-- Start Task material --

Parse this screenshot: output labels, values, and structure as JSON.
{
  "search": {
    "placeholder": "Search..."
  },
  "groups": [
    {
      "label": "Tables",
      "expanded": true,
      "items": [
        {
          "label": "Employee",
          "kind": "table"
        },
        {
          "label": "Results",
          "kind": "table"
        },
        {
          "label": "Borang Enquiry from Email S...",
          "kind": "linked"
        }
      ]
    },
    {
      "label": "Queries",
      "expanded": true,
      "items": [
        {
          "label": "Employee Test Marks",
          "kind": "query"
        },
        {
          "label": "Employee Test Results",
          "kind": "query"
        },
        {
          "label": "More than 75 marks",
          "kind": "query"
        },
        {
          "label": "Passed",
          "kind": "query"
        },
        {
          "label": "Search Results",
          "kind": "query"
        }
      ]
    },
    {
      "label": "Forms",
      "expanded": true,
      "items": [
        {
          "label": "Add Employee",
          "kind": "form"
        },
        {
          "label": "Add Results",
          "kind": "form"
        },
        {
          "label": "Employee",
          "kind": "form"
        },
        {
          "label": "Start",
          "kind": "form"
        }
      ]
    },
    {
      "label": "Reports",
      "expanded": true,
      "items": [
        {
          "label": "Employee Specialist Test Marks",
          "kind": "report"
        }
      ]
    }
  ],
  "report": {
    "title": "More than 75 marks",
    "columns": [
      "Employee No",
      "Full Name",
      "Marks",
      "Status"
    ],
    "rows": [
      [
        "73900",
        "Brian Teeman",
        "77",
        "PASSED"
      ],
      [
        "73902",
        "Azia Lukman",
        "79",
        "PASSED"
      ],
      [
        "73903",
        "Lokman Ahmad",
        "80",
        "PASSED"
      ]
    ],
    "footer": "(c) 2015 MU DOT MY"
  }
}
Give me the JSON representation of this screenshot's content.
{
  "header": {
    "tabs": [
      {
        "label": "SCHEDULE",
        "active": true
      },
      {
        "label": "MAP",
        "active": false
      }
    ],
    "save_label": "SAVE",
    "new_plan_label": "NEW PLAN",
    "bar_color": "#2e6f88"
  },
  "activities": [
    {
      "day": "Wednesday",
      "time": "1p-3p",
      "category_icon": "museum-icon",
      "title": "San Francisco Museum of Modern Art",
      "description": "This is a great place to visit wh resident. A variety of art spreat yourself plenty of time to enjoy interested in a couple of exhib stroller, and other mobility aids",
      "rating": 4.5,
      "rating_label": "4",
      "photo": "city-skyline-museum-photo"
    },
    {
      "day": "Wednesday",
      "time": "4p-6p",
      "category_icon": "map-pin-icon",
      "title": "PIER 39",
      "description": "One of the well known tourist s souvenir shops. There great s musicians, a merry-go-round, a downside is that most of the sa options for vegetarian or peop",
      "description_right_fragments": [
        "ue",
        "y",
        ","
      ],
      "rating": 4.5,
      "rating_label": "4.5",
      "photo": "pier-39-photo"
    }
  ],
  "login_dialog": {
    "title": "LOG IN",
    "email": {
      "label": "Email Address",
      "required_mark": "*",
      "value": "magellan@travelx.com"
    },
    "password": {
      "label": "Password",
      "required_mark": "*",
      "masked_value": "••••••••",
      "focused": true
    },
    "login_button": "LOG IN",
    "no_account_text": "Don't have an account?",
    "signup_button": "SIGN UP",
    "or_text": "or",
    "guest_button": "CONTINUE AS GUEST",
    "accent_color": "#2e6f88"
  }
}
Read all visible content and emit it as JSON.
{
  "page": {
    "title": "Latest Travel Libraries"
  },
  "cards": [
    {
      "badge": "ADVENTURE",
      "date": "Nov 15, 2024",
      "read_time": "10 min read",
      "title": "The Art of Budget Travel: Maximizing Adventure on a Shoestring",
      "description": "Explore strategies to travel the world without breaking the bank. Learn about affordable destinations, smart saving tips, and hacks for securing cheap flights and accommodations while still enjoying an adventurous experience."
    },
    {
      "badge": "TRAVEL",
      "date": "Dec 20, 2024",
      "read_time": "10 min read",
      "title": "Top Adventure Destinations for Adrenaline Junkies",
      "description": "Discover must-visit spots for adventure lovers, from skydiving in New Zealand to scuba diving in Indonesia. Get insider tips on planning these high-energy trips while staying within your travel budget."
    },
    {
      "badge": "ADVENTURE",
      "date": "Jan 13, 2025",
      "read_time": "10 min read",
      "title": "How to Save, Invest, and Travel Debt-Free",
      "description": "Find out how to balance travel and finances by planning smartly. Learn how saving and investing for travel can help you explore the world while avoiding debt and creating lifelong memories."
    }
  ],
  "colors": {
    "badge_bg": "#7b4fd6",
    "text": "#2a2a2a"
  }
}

-- End Task material --

Exercise -
Write the material out again in its entirety, exactly as shown.

The response -
Parse this screenshot: output labels, values, and structure as JSON.
{
  "search": {
    "placeholder": "Search..."
  },
  "groups": [
    {
      "label": "Tables",
      "expanded": true,
      "items": [
        {
          "label": "Employee",
          "kind": "table"
        },
        {
          "label": "Results",
          "kind": "table"
        },
        {
          "label": "Borang Enquiry from Email S...",
          "kind": "linked"
        }
      ]
    },
    {
      "label": "Queries",
      "expanded": true,
      "items": [
        {
          "label": "Employee Test Marks",
          "kind": "query"
        },
        {
          "label": "Employee Test Results",
          "kind": "query"
        },
        {
          "label": "More than 75 marks",
          "kind": "query"
        },
        {
          "label": "Passed",
          "kind": "query"
        },
        {
          "label": "Search Results",
          "kind": "query"
        }
      ]
    },
    {
      "label": "Forms",
      "expanded": true,
      "items": [
        {
          "label": "Add Employee",
          "kind": "form"
        },
        {
          "label": "Add Results",
          "kind": "form"
        },
        {
          "label": "Employee",
          "kind": "form"
        },
        {
          "label": "Start",
          "kind": "form"
        }
      ]
    },
    {
      "label": "Reports",
      "expanded": true,
      "items": [
        {
          "label": "Employee Specialist Test Marks",
          "kind": "report"
        }
      ]
    }
  ],
  "report": {
    "title": "More than 75 marks",
    "columns": [
      "Employee No",
      "Full Name",
      "Marks",
      "Status"
    ],
    "rows": [
      [
        "73900",
        "Brian Teeman",
        "77",
        "PASSED"
      ],
      [
        "73902",
        "Azia Lukman",
        "79",
        "PASSED"
      ],
      [
        "73903",
        "Lokman Ahmad",
        "80",
        "PASSED"
      ]
    ],
    "footer": "(c) 2015 MU DOT MY"
  }
}
Give me the JSON representation of this screenshot's content.
{
  "header": {
    "tabs": [
      {
        "label": "SCHEDULE",
        "active": true
      },
      {
        "label": "MAP",
        "active": false
      }
    ],
    "save_label": "SAVE",
    "new_plan_label": "NEW PLAN",
    "bar_color": "#2e6f88"
  },
  "activities": [
    {
      "day": "Wednesday",
      "time": "1p-3p",
      "category_icon": "museum-icon",
      "title": "San Francisco Museum of Modern Art",
      "description": "This is a great place to visit wh resident. A variety of art spreat yourself plenty of time to enjoy interested in a couple of exhib stroller, and other mobility aids",
      "rating": 4.5,
      "rating_label": "4",
      "photo": "city-skyline-museum-photo"
    },
    {
      "day": "Wednesday",
      "time": "4p-6p",
      "category_icon": "map-pin-icon",
      "title": "PIER 39",
      "description": "One of the well known tourist s souvenir shops. There great s musicians, a merry-go-round, a downside is that most of the sa options for vegetarian or peop",
      "description_right_fragments": [
        "ue",
        "y",
        ","
      ],
      "rating": 4.5,
      "rating_label": "4.5",
      "photo": "pier-39-photo"
    }
  ],
  "login_dialog": {
    "title": "LOG IN",
    "email": {
      "label": "Email Address",
      "required_mark": "*",
      "value": "magellan@travelx.com"
    },
    "password": {
      "label": "Password",
      "required_mark": "*",
      "masked_value": "••••••••",
      "focused": true
    },
    "login_button": "LOG IN",
    "no_account_text": "Don't have an account?",
    "signup_button": "SIGN UP",
    "or_text": "or",
    "guest_button": "CONTINUE AS GUEST",
    "accent_color": "#2e6f88"
  }
}
Read all visible content and emit it as JSON.
{
  "page": {
    "title": "Latest Travel Libraries"
  },
  "cards": [
    {
      "badge": "ADVENTURE",
      "date": "Nov 15, 2024",
      "read_time": "10 min read",
      "title": "The Art of Budget Travel: Maximizing Adventure on a Shoestring",
      "description": "Explore strategies to travel the world without breaking the bank. Learn about affordable destinations, smart saving tips, and hacks for securing cheap flights and accommodations while still enjoying an adventurous experience."
    },
    {
      "badge": "TRAVEL",
      "date": "Dec 20, 2024",
      "read_time": "10 min read",
      "title": "Top Adventure Destinations for Adrenaline Junkies",
      "description": "Discover must-visit spots for adventure lovers, from skydiving in New Zealand to scuba diving in Indonesia. Get insider tips on planning these high-energy trips while staying within your travel budget."
    },
    {
      "badge": "ADVENTURE",
      "date": "Jan 13, 2025",
      "read_time": "10 min read",
      "title": "How to Save, Invest, and Travel Debt-Free",
      "description": "Find out how to balance travel and finances by planning smartly. Learn how saving and investing for travel can help you explore the world while avoiding debt and creating lifelong memories."
    }
  ],
  "colors": {
    "badge_bg": "#7b4fd6",
    "text": "#2a2a2a"
  }
}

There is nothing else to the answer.